### OBJECTIVE
Write every line out verbatim and omit the pictures.
____
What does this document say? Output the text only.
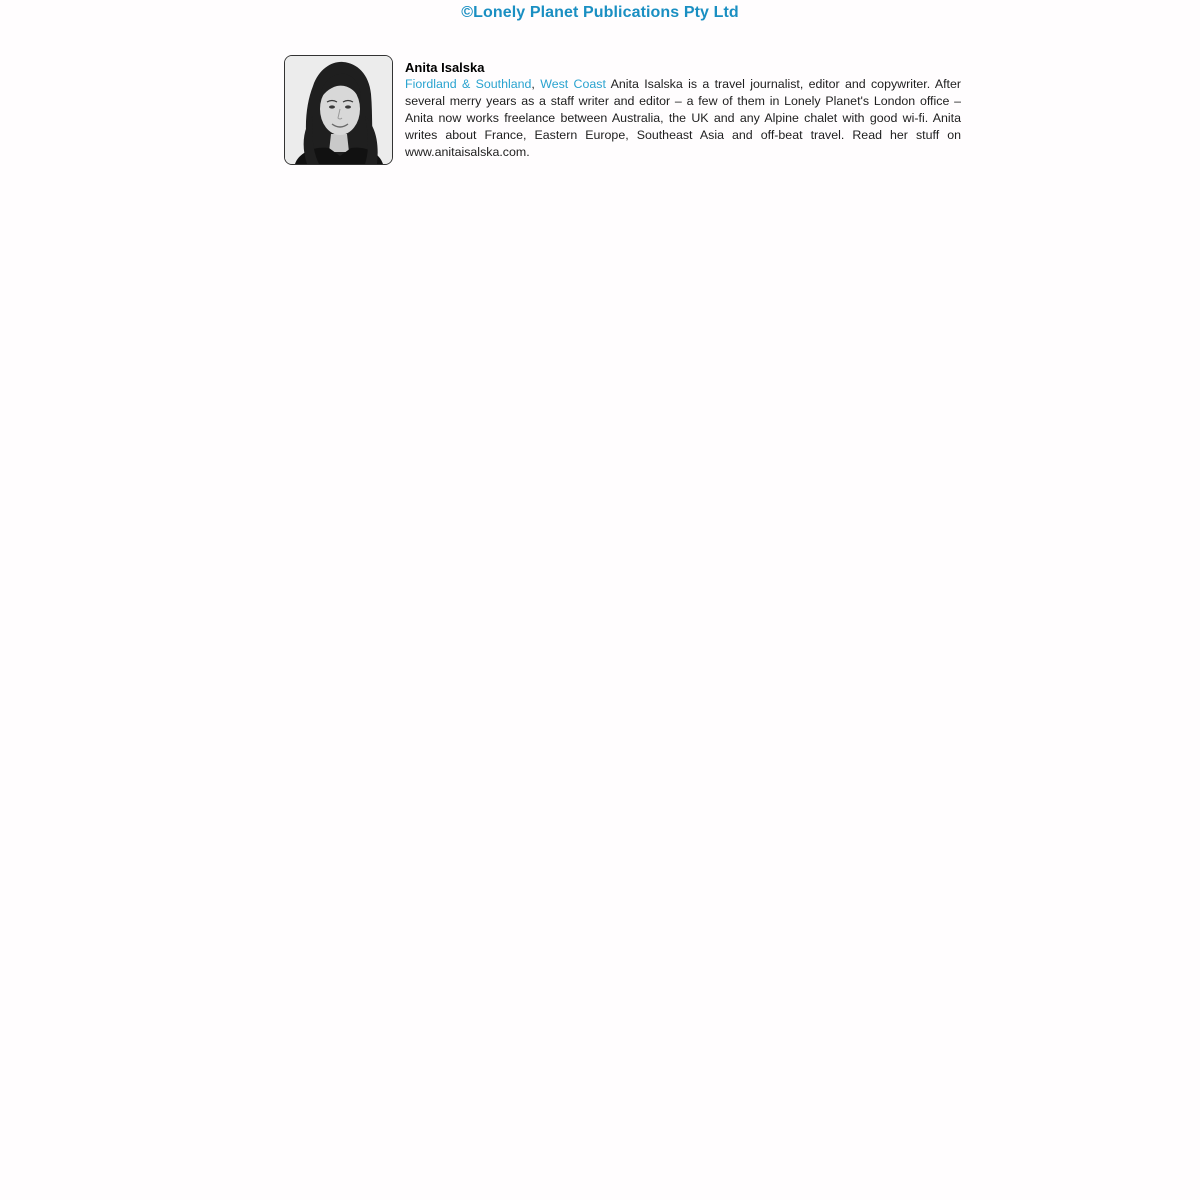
©Lonely Planet Publications Pty Ltd
Anita Isalska

Fiordland & Southland, West Coast Anita Isalska is a travel journalist, editor and copywriter. After several merry years as a staff writer and editor – a few of them in Lonely Planet's London office – Anita now works freelance between Australia, the UK and any Alpine chalet with good wi-fi. Anita writes about France, Eastern Europe, Southeast Asia and off-beat travel. Read her stuff on www.anitaisalska.com.
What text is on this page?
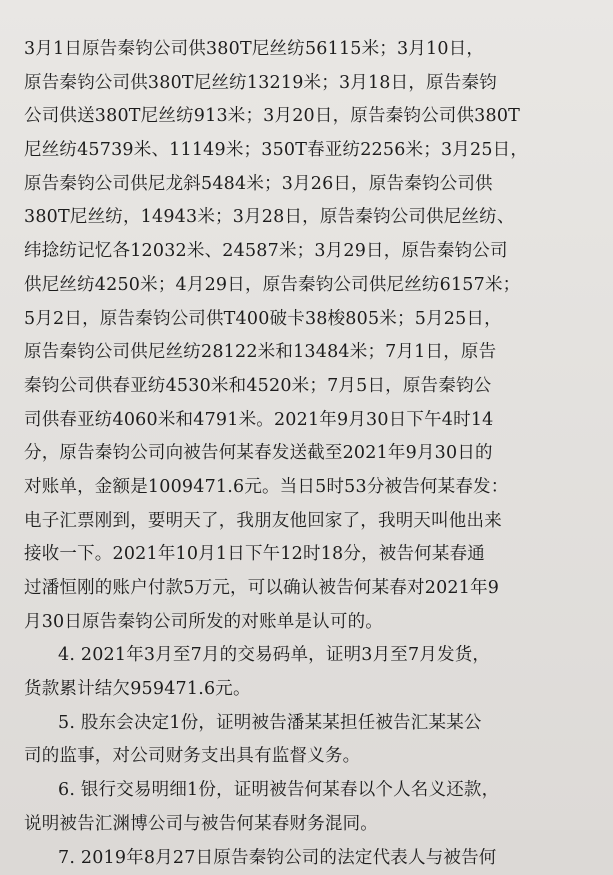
3月1日原告秦钧公司供380T尼丝纺56115米；3月10日，
原告秦钧公司供380T尼丝纺13219米；3月18日，原告秦钧
公司供送380T尼丝纺913米；3月20日，原告秦钧公司供380T
尼丝纺45739米、11149米；350T春亚纺2256米；3月25日，
原告秦钧公司供尼龙斜5484米；3月26日，原告秦钧公司供
380T尼丝纺，14943米；3月28日，原告秦钧公司供尼丝纺、
纬捻纺记忆各12032米、24587米；3月29日，原告秦钧公司
供尼丝纺4250米；4月29日，原告秦钧公司供尼丝纺6157米；
5月2日，原告秦钧公司供T400破卡38梭805米；5月25日，
原告秦钧公司供尼丝纺28122米和13484米；7月1日，原告
秦钧公司供春亚纺4530米和4520米；7月5日，原告秦钧公
司供春亚纺4060米和4791米。2021年9月30日下午4时14
分，原告秦钧公司向被告何某春发送截至2021年9月30日的
对账单，金额是1009471.6元。当日5时53分被告何某春发：
电子汇票刚到，要明天了，我朋友他回家了，我明天叫他出来
接收一下。2021年10月1日下午12时18分，被告何某春通
过潘恒刚的账户付款5万元，可以确认被告何某春对2021年9
月30日原告秦钧公司所发的对账单是认可的。
4. 2021年3月至7月的交易码单，证明3月至7月发货，
货款累计结欠959471.6元。
5. 股东会决定1份，证明被告潘某某担任被告汇某某公
司的监事，对公司财务支出具有监督义务。
6. 银行交易明细1份，证明被告何某春以个人名义还款，
说明被告汇渊博公司与被告何某春财务混同。
7. 2019年8月27日原告秦钧公司的法定代表人与被告何
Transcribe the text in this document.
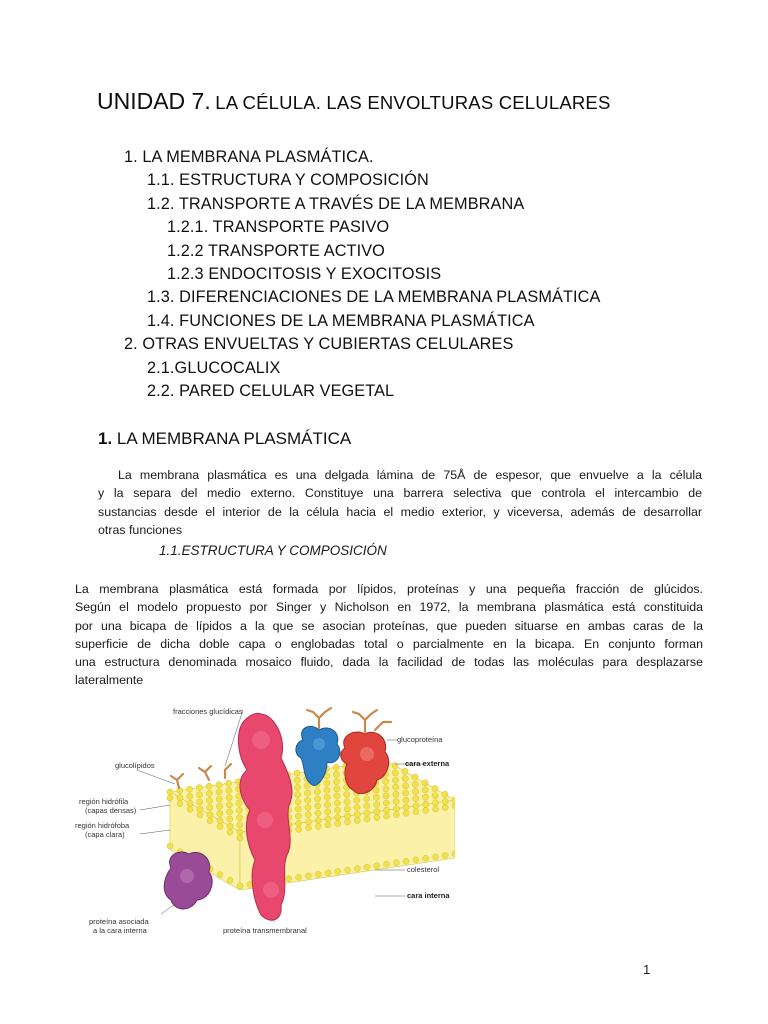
UNIDAD 7. LA CÉLULA. LAS ENVOLTURAS CELULARES
1. LA MEMBRANA PLASMÁTICA.
1.1. ESTRUCTURA Y COMPOSICIÓN
1.2. TRANSPORTE A TRAVÉS DE LA MEMBRANA
1.2.1. TRANSPORTE PASIVO
1.2.2 TRANSPORTE ACTIVO
1.2.3 ENDOCITOSIS Y EXOCITOSIS
1.3. DIFERENCIACIONES DE LA MEMBRANA PLASMÁTICA
1.4. FUNCIONES DE LA MEMBRANA PLASMÁTICA
2. OTRAS ENVUELTAS Y CUBIERTAS CELULARES
2.1.GLUCOCALIX
2.2. PARED CELULAR VEGETAL
1. LA MEMBRANA PLASMÁTICA
La membrana plasmática es una delgada lámina de 75Å de espesor, que envuelve a la célula
y la separa del medio externo. Constituye una barrera selectiva que controla el intercambio de
sustancias desde el interior de la célula hacia el medio exterior, y viceversa, además de desarrollar
otras funciones
1.1.ESTRUCTURA Y COMPOSICIÓN
La membrana plasmática está formada por lípidos, proteínas y una pequeña fracción de glúcidos.
Según el modelo propuesto por Singer y Nicholson en 1972, la membrana plasmática está constituida
por una bicapa de lípidos a la que se asocian proteínas, que pueden situarse en ambas caras de la
superficie de dicha doble capa o englobadas total o parcialmente en la bicapa. En conjunto forman
una estructura denominada mosaico fluido, dada la facilidad de todas las moléculas para desplazarse
lateralmente
fracciones glucídicas
glucolípidos
glucoproteína
cara externa
región hidrófila
(capas densas)
región hidrófoba
(capa clara)
colesterol
cara interna
proteína asociada
a la cara interna	proteína transmembranal
1
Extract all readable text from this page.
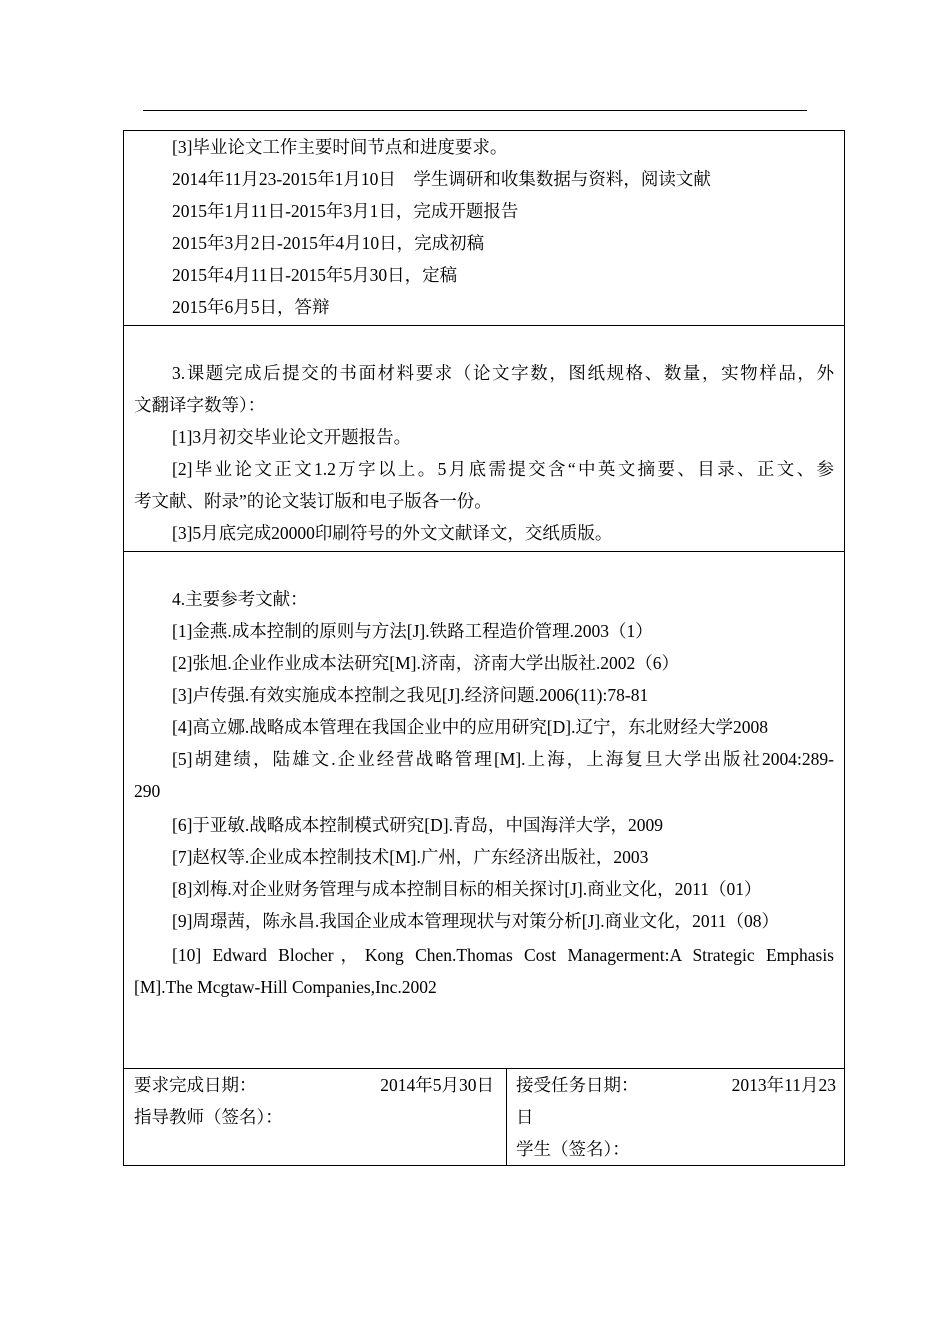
[3]毕业论文工作主要时间节点和进度要求。
2014年11月23-2015年1月10日　学生调研和收集数据与资料，阅读文献
2015年1月11日-2015年3月1日，完成开题报告
2015年3月2日-2015年4月10日，完成初稿
2015年4月11日-2015年5月30日，定稿
2015年6月5日，答辩
3.课题完成后提交的书面材料要求（论文字数，图纸规格、数量，实物样品，外
文翻译字数等）：
[1]3月初交毕业论文开题报告。
[2]毕业论文正文1.2万字以上。5月底需提交含“中英文摘要、目录、正文、参
考文献、附录”的论文装订版和电子版各一份。
[3]5月底完成20000印刷符号的外文文献译文，交纸质版。
4.主要参考文献：
[1]金燕.成本控制的原则与方法[J].铁路工程造价管理.2003（1）
[2]张旭.企业作业成本法研究[M].济南，济南大学出版社.2002（6）
[3]卢传强.有效实施成本控制之我见[J].经济问题.2006(11):78-81
[4]高立娜.战略成本管理在我国企业中的应用研究[D].辽宁，东北财经大学2008
[5]胡建绩，陆雄文.企业经营战略管理[M].上海，上海复旦大学出版社2004:289-
290
[6]于亚敏.战略成本控制模式研究[D].青岛，中国海洋大学，2009
[7]赵权等.企业成本控制技术[M].广州，广东经济出版社，2003
[8]刘梅.对企业财务管理与成本控制目标的相关探讨[J].商业文化，2011（01）
[9]周璟茜，陈永昌.我国企业成本管理现状与对策分析[J].商业文化，2011（08）
[10] Edward Blocher，Kong Chen.Thomas Cost Managerment:A Strategic Emphasis
[M].The Mcgtaw-Hill Companies,Inc.2002
要求完成日期：	2014年5月30日
指导教师（签名）：
接受任务日期：	2013年11月23
日
学生（签名）：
____
### FULL OUTPUT
What does this document say? Output the text only.
©Lonely Planet Publications Pty Ltd
Anita Isalska

Fiordland & Southland, West Coast Anita Isalska is a travel journalist, editor and copywriter. After several merry years as a staff writer and editor – a few of them in Lonely Planet's London office – Anita now works freelance between Australia, the UK and any Alpine chalet with good wi-fi. Anita writes about France, Eastern Europe, Southeast Asia and off-beat travel. Read her stuff on www.anitaisalska.com.
What text is on this page?
3月1日原告秦钧公司供380T尼丝纺56115米；3月10日，
原告秦钧公司供380T尼丝纺13219米；3月18日，原告秦钧
公司供送380T尼丝纺913米；3月20日，原告秦钧公司供380T
尼丝纺45739米、11149米；350T春亚纺2256米；3月25日，
原告秦钧公司供尼龙斜5484米；3月26日，原告秦钧公司供
380T尼丝纺，14943米；3月28日，原告秦钧公司供尼丝纺、
纬捻纺记忆各12032米、24587米；3月29日，原告秦钧公司
供尼丝纺4250米；4月29日，原告秦钧公司供尼丝纺6157米；
5月2日，原告秦钧公司供T400破卡38梭805米；5月25日，
原告秦钧公司供尼丝纺28122米和13484米；7月1日，原告
秦钧公司供春亚纺4530米和4520米；7月5日，原告秦钧公
司供春亚纺4060米和4791米。2021年9月30日下午4时14
分，原告秦钧公司向被告何某春发送截至2021年9月30日的
对账单，金额是1009471.6元。当日5时53分被告何某春发：
电子汇票刚到，要明天了，我朋友他回家了，我明天叫他出来
接收一下。2021年10月1日下午12时18分，被告何某春通
过潘恒刚的账户付款5万元，可以确认被告何某春对2021年9
月30日原告秦钧公司所发的对账单是认可的。
4. 2021年3月至7月的交易码单，证明3月至7月发货，
货款累计结欠959471.6元。
5. 股东会决定1份，证明被告潘某某担任被告汇某某公
司的监事，对公司财务支出具有监督义务。
6. 银行交易明细1份，证明被告何某春以个人名义还款，
说明被告汇渊博公司与被告何某春财务混同。
7. 2019年8月27日原告秦钧公司的法定代表人与被告何
Transcribe the text in this document.
UNIDAD 7. LA CÉLULA. LAS ENVOLTURAS CELULARES
1. LA MEMBRANA PLASMÁTICA.
1.1. ESTRUCTURA Y COMPOSICIÓN
1.2. TRANSPORTE A TRAVÉS DE LA MEMBRANA
1.2.1. TRANSPORTE PASIVO
1.2.2 TRANSPORTE ACTIVO
1.2.3 ENDOCITOSIS Y EXOCITOSIS
1.3. DIFERENCIACIONES DE LA MEMBRANA PLASMÁTICA
1.4. FUNCIONES DE LA MEMBRANA PLASMÁTICA
2. OTRAS ENVUELTAS Y CUBIERTAS CELULARES
2.1.GLUCOCALIX
2.2. PARED CELULAR VEGETAL
1. LA MEMBRANA PLASMÁTICA
La membrana plasmática es una delgada lámina de 75Å de espesor, que envuelve a la célula
y la separa del medio externo. Constituye una barrera selectiva que controla el intercambio de
sustancias desde el interior de la célula hacia el medio exterior, y viceversa, además de desarrollar
otras funciones
1.1.ESTRUCTURA Y COMPOSICIÓN
La membrana plasmática está formada por lípidos, proteínas y una pequeña fracción de glúcidos.
Según el modelo propuesto por Singer y Nicholson en 1972, la membrana plasmática está constituida
por una bicapa de lípidos a la que se asocian proteínas, que pueden situarse en ambas caras de la
superficie de dicha doble capa o englobadas total o parcialmente en la bicapa. En conjunto forman
una estructura denominada mosaico fluido, dada la facilidad de todas las moléculas para desplazarse
lateralmente
fracciones glucídicas
glucolípidos
glucoproteína
cara externa
región hidrófila
(capas densas)
región hidrófoba
(capa clara)
colesterol
cara interna
proteína asociada
a la cara interna	proteína transmembranal
1
Extract all readable text from this page.
[3]毕业论文工作主要时间节点和进度要求。
2014年11月23-2015年1月10日　学生调研和收集数据与资料，阅读文献
2015年1月11日-2015年3月1日，完成开题报告
2015年3月2日-2015年4月10日，完成初稿
2015年4月11日-2015年5月30日，定稿
2015年6月5日，答辩
3.课题完成后提交的书面材料要求（论文字数，图纸规格、数量，实物样品，外
文翻译字数等）：
[1]3月初交毕业论文开题报告。
[2]毕业论文正文1.2万字以上。5月底需提交含“中英文摘要、目录、正文、参
考文献、附录”的论文装订版和电子版各一份。
[3]5月底完成20000印刷符号的外文文献译文，交纸质版。
4.主要参考文献：
[1]金燕.成本控制的原则与方法[J].铁路工程造价管理.2003（1）
[2]张旭.企业作业成本法研究[M].济南，济南大学出版社.2002（6）
[3]卢传强.有效实施成本控制之我见[J].经济问题.2006(11):78-81
[4]高立娜.战略成本管理在我国企业中的应用研究[D].辽宁，东北财经大学2008
[5]胡建绩，陆雄文.企业经营战略管理[M].上海，上海复旦大学出版社2004:289-
290
[6]于亚敏.战略成本控制模式研究[D].青岛，中国海洋大学，2009
[7]赵权等.企业成本控制技术[M].广州，广东经济出版社，2003
[8]刘梅.对企业财务管理与成本控制目标的相关探讨[J].商业文化，2011（01）
[9]周璟茜，陈永昌.我国企业成本管理现状与对策分析[J].商业文化，2011（08）
[10] Edward Blocher，Kong Chen.Thomas Cost Managerment:A Strategic Emphasis
[M].The Mcgtaw-Hill Companies,Inc.2002
要求完成日期：	2014年5月30日
指导教师（签名）：
接受任务日期：	2013年11月23
日
学生（签名）：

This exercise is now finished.